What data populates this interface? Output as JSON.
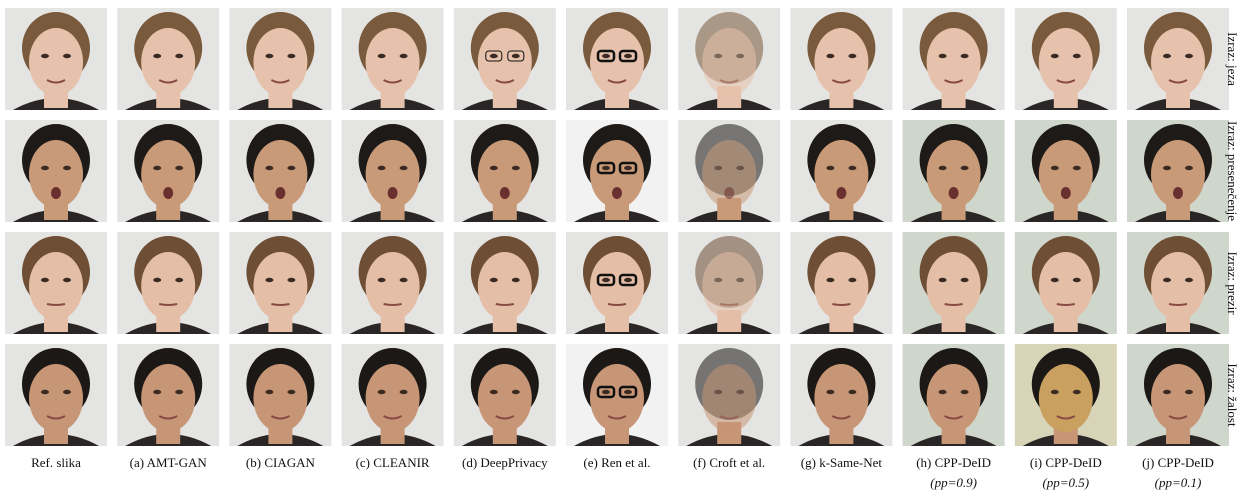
{
  "figure": {
    "columns": [
      {
        "label": "Ref. slika"
      },
      {
        "label": "(a) AMT-GAN"
      },
      {
        "label": "(b) CIAGAN"
      },
      {
        "label": "(c) CLEANIR"
      },
      {
        "label": "(d) DeepPrivacy"
      },
      {
        "label": "(e) Ren et al."
      },
      {
        "label": "(f) Croft et al."
      },
      {
        "label": "(g) k-Same-Net"
      },
      {
        "label": "(h) CPP-DeID",
        "sublabel": "(pp=0.9)"
      },
      {
        "label": "(i) CPP-DeID",
        "sublabel": "(pp=0.5)"
      },
      {
        "label": "(j) CPP-DeID",
        "sublabel": "(pp=0.1)"
      }
    ],
    "rows": [
      {
        "label": "Izraz: jeza"
      },
      {
        "label": "Izraz: presenečenje"
      },
      {
        "label": "Izraz: prezir"
      },
      {
        "label": "Izraz: žalost"
      }
    ]
  }
}
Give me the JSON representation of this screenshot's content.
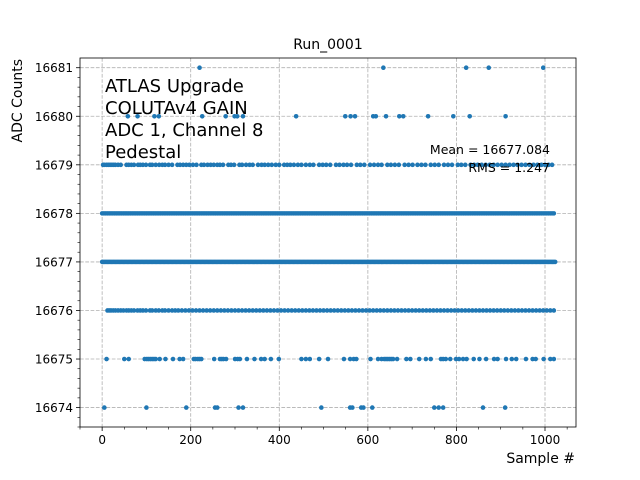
{
  "chart_data": {
    "type": "scatter",
    "title": "Run_0001",
    "xlabel": "Sample #",
    "ylabel": "ADC Counts",
    "xlim": [
      -50,
      1070
    ],
    "ylim": [
      16673.6,
      16681.2
    ],
    "xticks": [
      0,
      200,
      400,
      600,
      800,
      1000
    ],
    "yticks": [
      16674,
      16675,
      16676,
      16677,
      16678,
      16679,
      16680,
      16681
    ],
    "grid": true,
    "color": "#1f77b4",
    "annotation_lines": [
      "ATLAS Upgrade",
      "COLUTAv4 GAIN",
      "ADC 1, Channel 8",
      "Pedestal"
    ],
    "stats": {
      "mean": "Mean = 16677.084",
      "rms": "RMS = 1.247"
    },
    "n_samples": 1024,
    "x_range": [
      0,
      1023
    ],
    "series": [
      {
        "name": "ADC 1, Channel 8",
        "y": 16681,
        "x": [
          220,
          635,
          822,
          873,
          996
        ]
      },
      {
        "name": "ADC 1, Channel 8",
        "y": 16680,
        "x": [
          58,
          80,
          118,
          128,
          226,
          279,
          299,
          305,
          318,
          438,
          549,
          561,
          571,
          612,
          618,
          641,
          671,
          680,
          736,
          793,
          830,
          911
        ]
      },
      {
        "name": "ADC 1, Channel 8",
        "y": 16679,
        "x": [
          2,
          5,
          10,
          14,
          18,
          22,
          26,
          30,
          36,
          42,
          55,
          60,
          66,
          72,
          81,
          86,
          92,
          99,
          108,
          113,
          121,
          129,
          136,
          142,
          150,
          158,
          170,
          176,
          183,
          190,
          197,
          205,
          213,
          224,
          230,
          238,
          245,
          252,
          260,
          266,
          273,
          285,
          291,
          298,
          310,
          316,
          325,
          333,
          340,
          352,
          360,
          367,
          375,
          383,
          392,
          400,
          411,
          418,
          425,
          433,
          442,
          450,
          460,
          469,
          477,
          490,
          498,
          506,
          515,
          528,
          536,
          545,
          553,
          562,
          575,
          583,
          592,
          605,
          614,
          623,
          631,
          644,
          652,
          661,
          670,
          683,
          692,
          701,
          712,
          721,
          730,
          742,
          751,
          760,
          772,
          781,
          790,
          803,
          811,
          820,
          832,
          840,
          848,
          857,
          866,
          875,
          884,
          893,
          902,
          911,
          920,
          929,
          938,
          947,
          956,
          965,
          974,
          983,
          992,
          1000,
          1008,
          1016
        ]
      },
      {
        "name": "ADC 1, Channel 8",
        "y": 16678,
        "x": [
          0,
          4,
          8,
          12,
          16,
          20,
          24,
          28,
          32,
          36,
          40,
          44,
          48,
          52,
          56,
          60,
          64,
          68,
          72,
          76,
          80,
          84,
          88,
          92,
          96,
          100,
          104,
          108,
          112,
          116,
          120,
          124,
          128,
          132,
          136,
          140,
          144,
          148,
          152,
          156,
          160,
          164,
          168,
          172,
          176,
          180,
          184,
          188,
          192,
          196,
          200,
          204,
          208,
          212,
          216,
          220,
          224,
          228,
          232,
          236,
          240,
          244,
          248,
          252,
          256,
          260,
          264,
          268,
          272,
          276,
          280,
          284,
          288,
          292,
          296,
          300,
          304,
          308,
          312,
          316,
          320,
          324,
          328,
          332,
          336,
          340,
          344,
          348,
          352,
          356,
          360,
          364,
          368,
          372,
          376,
          380,
          384,
          388,
          392,
          396,
          400,
          404,
          408,
          412,
          416,
          420,
          424,
          428,
          432,
          436,
          440,
          444,
          448,
          452,
          456,
          460,
          464,
          468,
          472,
          476,
          480,
          484,
          488,
          492,
          496,
          500,
          504,
          508,
          512,
          516,
          520,
          524,
          528,
          532,
          536,
          540,
          544,
          548,
          552,
          556,
          560,
          564,
          568,
          572,
          576,
          580,
          584,
          588,
          592,
          596,
          600,
          604,
          608,
          612,
          616,
          620,
          624,
          628,
          632,
          636,
          640,
          644,
          648,
          652,
          656,
          660,
          664,
          668,
          672,
          676,
          680,
          684,
          688,
          692,
          696,
          700,
          704,
          708,
          712,
          716,
          720,
          724,
          728,
          732,
          736,
          740,
          744,
          748,
          752,
          756,
          760,
          764,
          768,
          772,
          776,
          780,
          784,
          788,
          792,
          796,
          800,
          804,
          808,
          812,
          816,
          820,
          824,
          828,
          832,
          836,
          840,
          844,
          848,
          852,
          856,
          860,
          864,
          868,
          872,
          876,
          880,
          884,
          888,
          892,
          896,
          900,
          904,
          908,
          912,
          916,
          920,
          924,
          928,
          932,
          936,
          940,
          944,
          948,
          952,
          956,
          960,
          964,
          968,
          972,
          976,
          980,
          984,
          988,
          992,
          996,
          1000,
          1004,
          1008,
          1012,
          1016,
          1020
        ]
      },
      {
        "name": "ADC 1, Channel 8",
        "y": 16677,
        "x": [
          0,
          3,
          6,
          9,
          12,
          15,
          18,
          21,
          24,
          27,
          30,
          33,
          36,
          39,
          42,
          45,
          48,
          51,
          54,
          57,
          60,
          63,
          66,
          69,
          72,
          75,
          78,
          81,
          84,
          87,
          90,
          93,
          96,
          99,
          102,
          105,
          108,
          111,
          114,
          117,
          120,
          123,
          126,
          129,
          132,
          135,
          138,
          141,
          144,
          147,
          150,
          153,
          156,
          159,
          162,
          165,
          168,
          171,
          174,
          177,
          180,
          183,
          186,
          189,
          192,
          195,
          198,
          201,
          204,
          207,
          210,
          213,
          216,
          219,
          222,
          225,
          228,
          231,
          234,
          237,
          240,
          243,
          246,
          249,
          252,
          255,
          258,
          261,
          264,
          267,
          270,
          273,
          276,
          279,
          282,
          285,
          288,
          291,
          294,
          297,
          300,
          303,
          306,
          309,
          312,
          315,
          318,
          321,
          324,
          327,
          330,
          333,
          336,
          339,
          342,
          345,
          348,
          351,
          354,
          357,
          360,
          363,
          366,
          369,
          372,
          375,
          378,
          381,
          384,
          387,
          390,
          393,
          396,
          399,
          402,
          405,
          408,
          411,
          414,
          417,
          420,
          423,
          426,
          429,
          432,
          435,
          438,
          441,
          444,
          447,
          450,
          453,
          456,
          459,
          462,
          465,
          468,
          471,
          474,
          477,
          480,
          483,
          486,
          489,
          492,
          495,
          498,
          501,
          504,
          507,
          510,
          513,
          516,
          519,
          522,
          525,
          528,
          531,
          534,
          537,
          540,
          543,
          546,
          549,
          552,
          555,
          558,
          561,
          564,
          567,
          570,
          573,
          576,
          579,
          582,
          585,
          588,
          591,
          594,
          597,
          600,
          603,
          606,
          609,
          612,
          615,
          618,
          621,
          624,
          627,
          630,
          633,
          636,
          639,
          642,
          645,
          648,
          651,
          654,
          657,
          660,
          663,
          666,
          669,
          672,
          675,
          678,
          681,
          684,
          687,
          690,
          693,
          696,
          699,
          702,
          705,
          708,
          711,
          714,
          717,
          720,
          723,
          726,
          729,
          732,
          735,
          738,
          741,
          744,
          747,
          750,
          753,
          756,
          759,
          762,
          765,
          768,
          771,
          774,
          777,
          780,
          783,
          786,
          789,
          792,
          795,
          798,
          801,
          804,
          807,
          810,
          813,
          816,
          819,
          822,
          825,
          828,
          831,
          834,
          837,
          840,
          843,
          846,
          849,
          852,
          855,
          858,
          861,
          864,
          867,
          870,
          873,
          876,
          879,
          882,
          885,
          888,
          891,
          894,
          897,
          900,
          903,
          906,
          909,
          912,
          915,
          918,
          921,
          924,
          927,
          930,
          933,
          936,
          939,
          942,
          945,
          948,
          951,
          954,
          957,
          960,
          963,
          966,
          969,
          972,
          975,
          978,
          981,
          984,
          987,
          990,
          993,
          996,
          999,
          1002,
          1005,
          1008,
          1011,
          1014,
          1017,
          1020,
          1023
        ]
      },
      {
        "name": "ADC 1, Channel 8",
        "y": 16676,
        "x": [
          12,
          16,
          20,
          25,
          30,
          36,
          42,
          48,
          55,
          60,
          66,
          72,
          80,
          86,
          92,
          99,
          108,
          113,
          121,
          128,
          136,
          142,
          150,
          158,
          165,
          172,
          180,
          188,
          196,
          204,
          212,
          220,
          228,
          236,
          244,
          252,
          260,
          268,
          276,
          284,
          292,
          300,
          308,
          316,
          324,
          332,
          340,
          348,
          356,
          364,
          372,
          380,
          388,
          396,
          404,
          412,
          420,
          428,
          436,
          444,
          452,
          460,
          468,
          476,
          484,
          492,
          500,
          508,
          516,
          524,
          532,
          540,
          548,
          556,
          564,
          572,
          580,
          588,
          596,
          604,
          612,
          620,
          628,
          636,
          644,
          652,
          660,
          668,
          676,
          684,
          692,
          700,
          708,
          716,
          724,
          732,
          740,
          748,
          756,
          764,
          772,
          780,
          788,
          796,
          804,
          812,
          820,
          828,
          836,
          844,
          852,
          860,
          868,
          876,
          884,
          892,
          900,
          908,
          916,
          924,
          932,
          940,
          948,
          956,
          964,
          972,
          980,
          988,
          996,
          1004,
          1012,
          1020
        ]
      },
      {
        "name": "ADC 1, Channel 8",
        "y": 16675,
        "x": [
          10,
          50,
          60,
          96,
          101,
          105,
          109,
          113,
          117,
          121,
          130,
          143,
          160,
          175,
          183,
          207,
          211,
          216,
          220,
          224,
          253,
          266,
          270,
          274,
          280,
          300,
          306,
          311,
          327,
          344,
          359,
          367,
          381,
          399,
          450,
          460,
          469,
          490,
          510,
          546,
          560,
          568,
          574,
          606,
          623,
          631,
          637,
          641,
          645,
          649,
          653,
          657,
          666,
          687,
          696,
          716,
          731,
          742,
          765,
          770,
          776,
          786,
          799,
          806,
          815,
          823,
          839,
          852,
          867,
          885,
          893,
          912,
          925,
          935,
          957,
          972,
          979,
          997,
          1012,
          1020
        ]
      },
      {
        "name": "ADC 1, Channel 8",
        "y": 16674,
        "x": [
          5,
          100,
          190,
          255,
          260,
          308,
          318,
          495,
          560,
          565,
          585,
          590,
          610,
          750,
          760,
          770,
          860,
          910
        ]
      }
    ]
  }
}
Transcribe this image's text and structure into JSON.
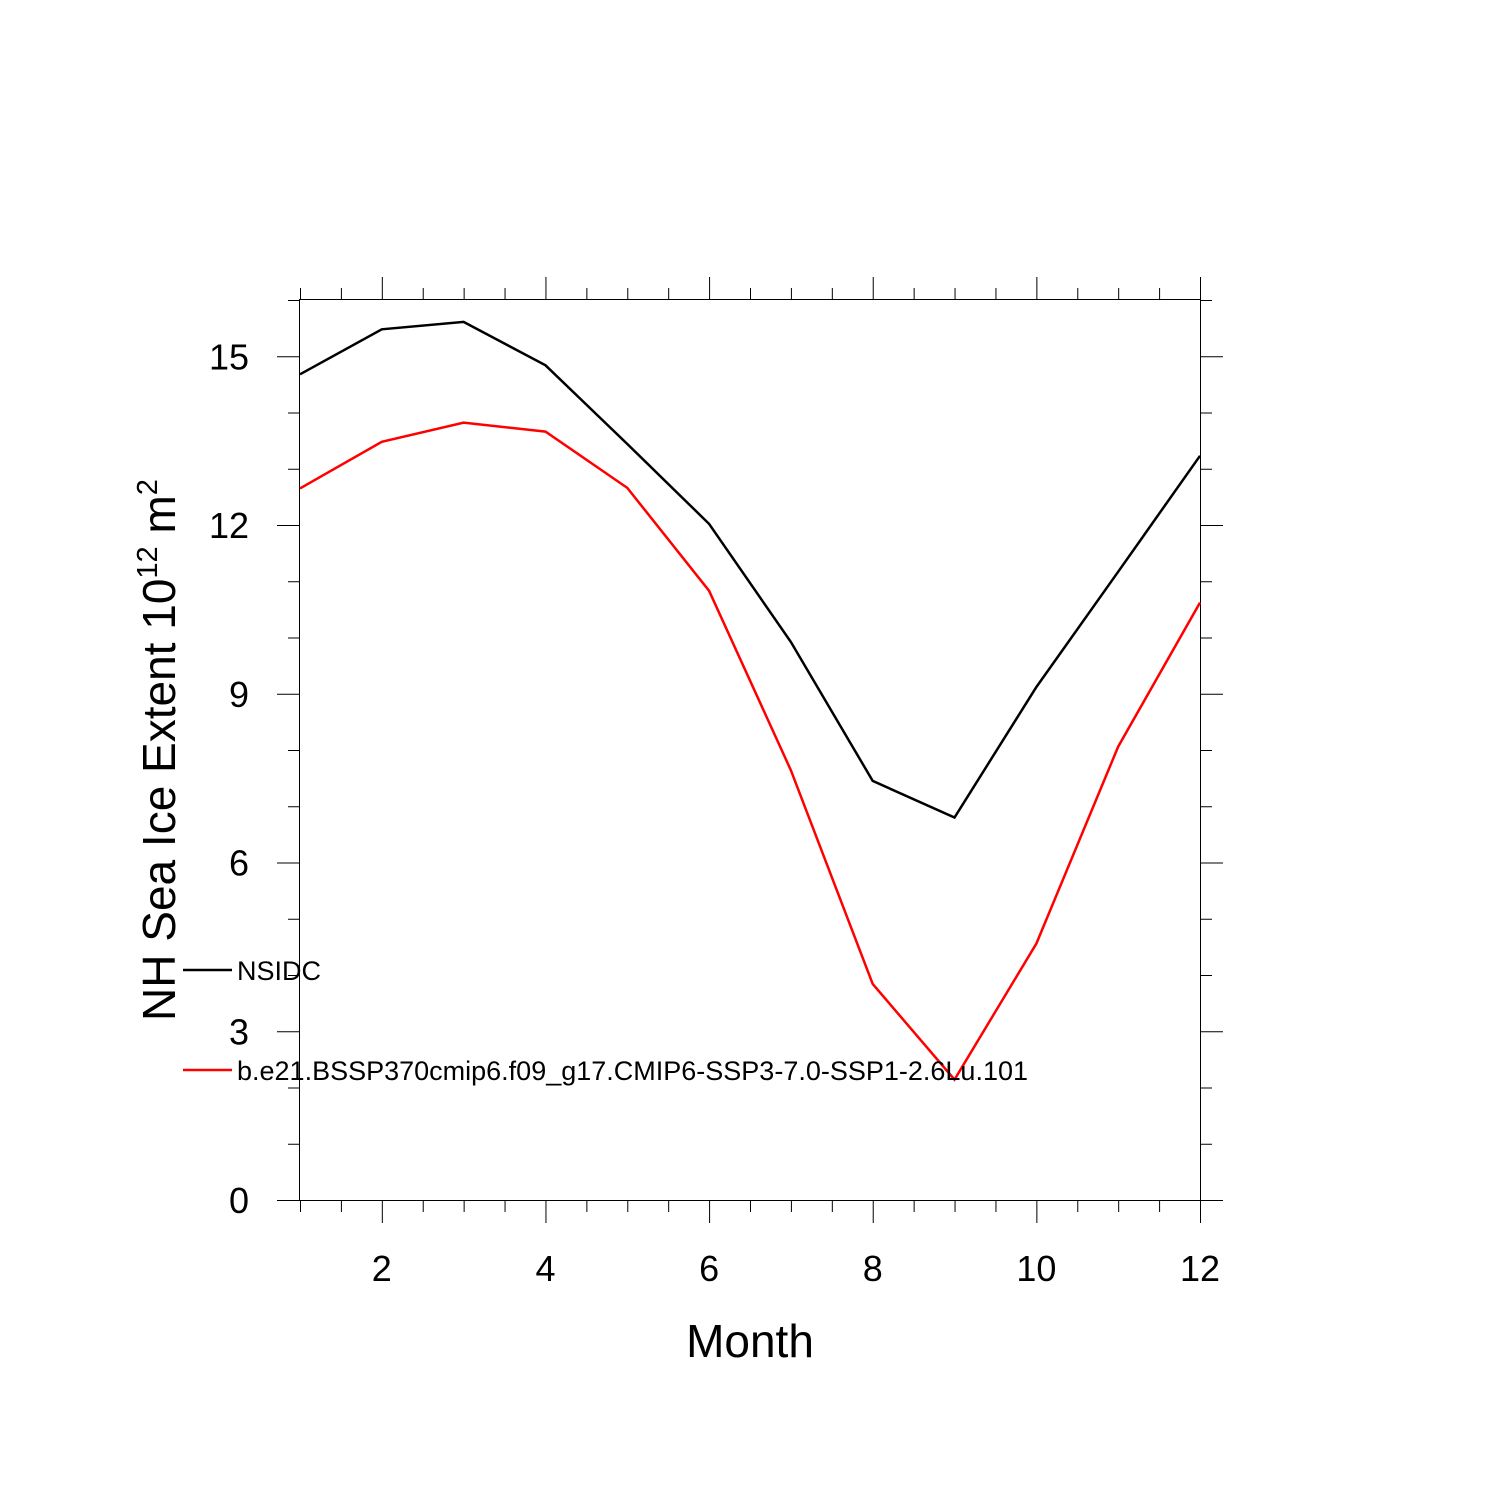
{
  "chart_data": {
    "type": "line",
    "title": "",
    "xlabel": "Month",
    "ylabel_main": "NH Sea Ice Extent 10",
    "ylabel_exp": "12",
    "ylabel_unit": " m",
    "ylabel_unit_exp": "2",
    "xlim": [
      1,
      12
    ],
    "ylim": [
      0,
      16
    ],
    "x_major_ticks": [
      2,
      4,
      6,
      8,
      10,
      12
    ],
    "x_minor_step": 0.5,
    "y_major_ticks": [
      0,
      3,
      6,
      9,
      12,
      15
    ],
    "y_minor_step": 1,
    "grid": false,
    "legend_placement": "lower-left",
    "x": [
      1,
      2,
      3,
      4,
      5,
      6,
      7,
      8,
      9,
      10,
      11,
      12
    ],
    "series": [
      {
        "name": "NSIDC",
        "color": "#000000",
        "values": [
          14.68,
          15.48,
          15.61,
          14.84,
          13.44,
          12.02,
          9.92,
          7.45,
          6.8,
          9.12,
          11.17,
          13.23
        ]
      },
      {
        "name": "b.e21.BSSP370cmip6.f09_g17.CMIP6-SSP3-7.0-SSP1-2.6Lu.101",
        "color": "#ff0000",
        "values": [
          12.65,
          13.48,
          13.82,
          13.66,
          12.66,
          10.83,
          7.64,
          3.84,
          2.14,
          4.56,
          8.06,
          10.62
        ]
      }
    ]
  }
}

**What the task requires:**
Using the entries above, return each line in which the word "JSON" occurs.

**The reply:**
What data populates this interface? Output as JSON.
Give me the JSON representation of this screenshot's content.
Transcribe this image's text and structure into JSON.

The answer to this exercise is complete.